▶ _Given exercise_: Transcribe, with no changes, the entries that follow, starting at the line that contains "likers-avatars [240, 359, 496, 383]" and ending after the line that contains "thumbnail-ministry-text: o del".

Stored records

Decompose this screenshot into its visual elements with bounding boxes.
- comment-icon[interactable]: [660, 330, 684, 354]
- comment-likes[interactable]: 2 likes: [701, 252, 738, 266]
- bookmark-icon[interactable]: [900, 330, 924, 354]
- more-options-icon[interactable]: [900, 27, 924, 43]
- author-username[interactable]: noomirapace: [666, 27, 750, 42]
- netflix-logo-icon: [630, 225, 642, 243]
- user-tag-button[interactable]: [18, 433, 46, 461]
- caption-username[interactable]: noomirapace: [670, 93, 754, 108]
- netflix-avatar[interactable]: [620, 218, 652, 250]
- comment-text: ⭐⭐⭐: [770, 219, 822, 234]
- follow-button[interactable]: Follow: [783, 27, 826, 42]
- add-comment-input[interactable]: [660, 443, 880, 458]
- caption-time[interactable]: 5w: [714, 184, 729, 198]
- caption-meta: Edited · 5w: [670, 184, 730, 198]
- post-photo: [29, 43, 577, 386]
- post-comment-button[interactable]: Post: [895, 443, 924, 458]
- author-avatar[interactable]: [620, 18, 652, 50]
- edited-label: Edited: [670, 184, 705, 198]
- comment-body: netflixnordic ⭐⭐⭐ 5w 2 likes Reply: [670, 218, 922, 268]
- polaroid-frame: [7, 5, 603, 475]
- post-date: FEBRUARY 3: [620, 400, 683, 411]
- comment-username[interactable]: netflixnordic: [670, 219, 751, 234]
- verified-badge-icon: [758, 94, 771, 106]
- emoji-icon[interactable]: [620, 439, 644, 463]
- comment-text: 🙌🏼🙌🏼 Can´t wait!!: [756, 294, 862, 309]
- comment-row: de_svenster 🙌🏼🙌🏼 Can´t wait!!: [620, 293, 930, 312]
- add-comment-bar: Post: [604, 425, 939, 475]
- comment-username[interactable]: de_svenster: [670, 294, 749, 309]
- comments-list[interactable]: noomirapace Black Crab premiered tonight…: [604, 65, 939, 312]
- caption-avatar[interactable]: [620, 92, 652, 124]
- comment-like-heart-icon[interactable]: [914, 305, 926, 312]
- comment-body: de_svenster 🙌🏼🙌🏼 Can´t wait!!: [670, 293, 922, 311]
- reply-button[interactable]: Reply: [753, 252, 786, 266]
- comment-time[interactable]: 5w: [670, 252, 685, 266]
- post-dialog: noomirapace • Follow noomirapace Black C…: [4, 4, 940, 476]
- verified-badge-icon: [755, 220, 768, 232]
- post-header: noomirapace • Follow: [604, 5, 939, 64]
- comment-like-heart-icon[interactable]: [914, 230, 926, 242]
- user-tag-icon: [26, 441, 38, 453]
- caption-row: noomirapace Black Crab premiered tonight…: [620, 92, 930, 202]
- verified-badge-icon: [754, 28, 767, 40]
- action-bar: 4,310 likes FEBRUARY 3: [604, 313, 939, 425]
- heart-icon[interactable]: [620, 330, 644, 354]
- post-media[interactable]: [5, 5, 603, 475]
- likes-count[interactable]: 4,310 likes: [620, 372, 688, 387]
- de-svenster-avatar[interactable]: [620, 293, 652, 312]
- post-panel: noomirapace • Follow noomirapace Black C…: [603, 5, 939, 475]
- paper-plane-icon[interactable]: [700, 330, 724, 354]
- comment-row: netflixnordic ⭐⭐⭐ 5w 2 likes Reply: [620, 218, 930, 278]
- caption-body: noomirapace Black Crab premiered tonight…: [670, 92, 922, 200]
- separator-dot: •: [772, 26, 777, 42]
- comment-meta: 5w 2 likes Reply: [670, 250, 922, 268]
* * *
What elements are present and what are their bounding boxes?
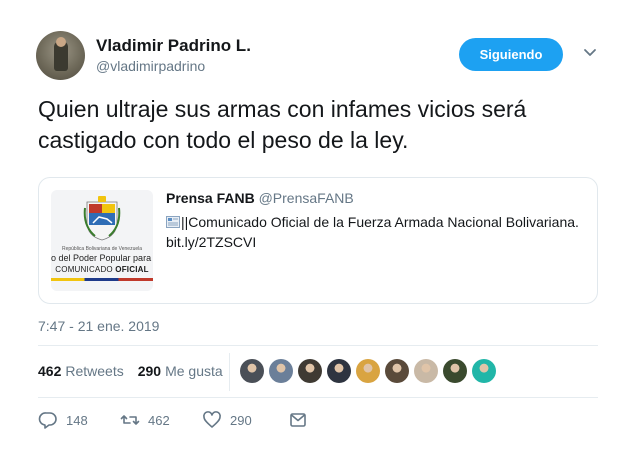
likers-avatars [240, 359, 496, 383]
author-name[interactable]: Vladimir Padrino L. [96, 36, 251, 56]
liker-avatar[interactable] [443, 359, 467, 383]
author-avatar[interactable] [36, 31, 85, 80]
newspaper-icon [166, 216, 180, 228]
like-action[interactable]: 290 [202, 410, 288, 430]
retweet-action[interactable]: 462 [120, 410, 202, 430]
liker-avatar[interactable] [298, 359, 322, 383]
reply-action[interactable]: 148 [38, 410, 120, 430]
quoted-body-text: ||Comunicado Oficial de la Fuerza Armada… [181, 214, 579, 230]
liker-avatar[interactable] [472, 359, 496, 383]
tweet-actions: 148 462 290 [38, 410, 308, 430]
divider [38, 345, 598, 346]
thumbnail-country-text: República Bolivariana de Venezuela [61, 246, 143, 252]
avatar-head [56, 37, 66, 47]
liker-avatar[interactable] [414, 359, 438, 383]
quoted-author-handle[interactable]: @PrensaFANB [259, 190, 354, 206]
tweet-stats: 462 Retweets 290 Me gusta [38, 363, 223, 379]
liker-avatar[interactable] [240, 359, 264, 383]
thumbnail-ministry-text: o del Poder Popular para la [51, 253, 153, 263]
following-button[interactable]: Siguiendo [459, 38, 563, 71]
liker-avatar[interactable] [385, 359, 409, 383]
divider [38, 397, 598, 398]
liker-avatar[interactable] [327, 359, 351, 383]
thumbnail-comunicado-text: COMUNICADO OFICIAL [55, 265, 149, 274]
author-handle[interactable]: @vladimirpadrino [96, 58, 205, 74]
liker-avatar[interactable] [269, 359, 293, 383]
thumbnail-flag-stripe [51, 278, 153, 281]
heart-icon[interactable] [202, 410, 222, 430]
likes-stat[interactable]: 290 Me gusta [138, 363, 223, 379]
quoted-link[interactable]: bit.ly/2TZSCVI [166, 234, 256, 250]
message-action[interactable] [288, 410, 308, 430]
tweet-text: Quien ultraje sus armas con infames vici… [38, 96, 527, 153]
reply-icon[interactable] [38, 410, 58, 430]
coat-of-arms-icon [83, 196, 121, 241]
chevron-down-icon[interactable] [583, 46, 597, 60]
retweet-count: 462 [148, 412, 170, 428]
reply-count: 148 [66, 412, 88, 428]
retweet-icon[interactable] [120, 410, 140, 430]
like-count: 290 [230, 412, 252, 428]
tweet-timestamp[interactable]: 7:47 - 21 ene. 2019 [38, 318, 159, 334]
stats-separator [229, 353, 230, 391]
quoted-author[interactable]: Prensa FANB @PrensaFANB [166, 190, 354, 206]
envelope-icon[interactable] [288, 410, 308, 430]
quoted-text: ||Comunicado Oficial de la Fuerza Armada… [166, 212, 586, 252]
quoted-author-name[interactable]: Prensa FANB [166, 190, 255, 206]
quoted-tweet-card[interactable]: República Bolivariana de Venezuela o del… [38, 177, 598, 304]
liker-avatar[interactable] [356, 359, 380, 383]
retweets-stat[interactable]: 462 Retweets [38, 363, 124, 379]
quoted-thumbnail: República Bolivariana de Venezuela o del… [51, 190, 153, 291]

▶ _Solution for this task_:
likers-avatars [240, 359, 496, 383]
author-name[interactable]: Vladimir Padrino L. [96, 36, 251, 56]
liker-avatar[interactable] [443, 359, 467, 383]
author-avatar[interactable] [36, 31, 85, 80]
newspaper-icon [166, 216, 180, 228]
like-action[interactable]: 290 [202, 410, 288, 430]
retweet-action[interactable]: 462 [120, 410, 202, 430]
liker-avatar[interactable] [298, 359, 322, 383]
reply-action[interactable]: 148 [38, 410, 120, 430]
quoted-body-text: ||Comunicado Oficial de la Fuerza Armada… [181, 214, 579, 230]
liker-avatar[interactable] [472, 359, 496, 383]
tweet-actions: 148 462 290 [38, 410, 308, 430]
divider [38, 345, 598, 346]
thumbnail-country-text: República Bolivariana de Venezuela [61, 246, 143, 252]
avatar-head [56, 37, 66, 47]
liker-avatar[interactable] [414, 359, 438, 383]
quoted-author-handle[interactable]: @PrensaFANB [259, 190, 354, 206]
tweet-stats: 462 Retweets 290 Me gusta [38, 363, 223, 379]
liker-avatar[interactable] [240, 359, 264, 383]
thumbnail-ministry-text: o del Poder Popular para la [51, 253, 153, 263]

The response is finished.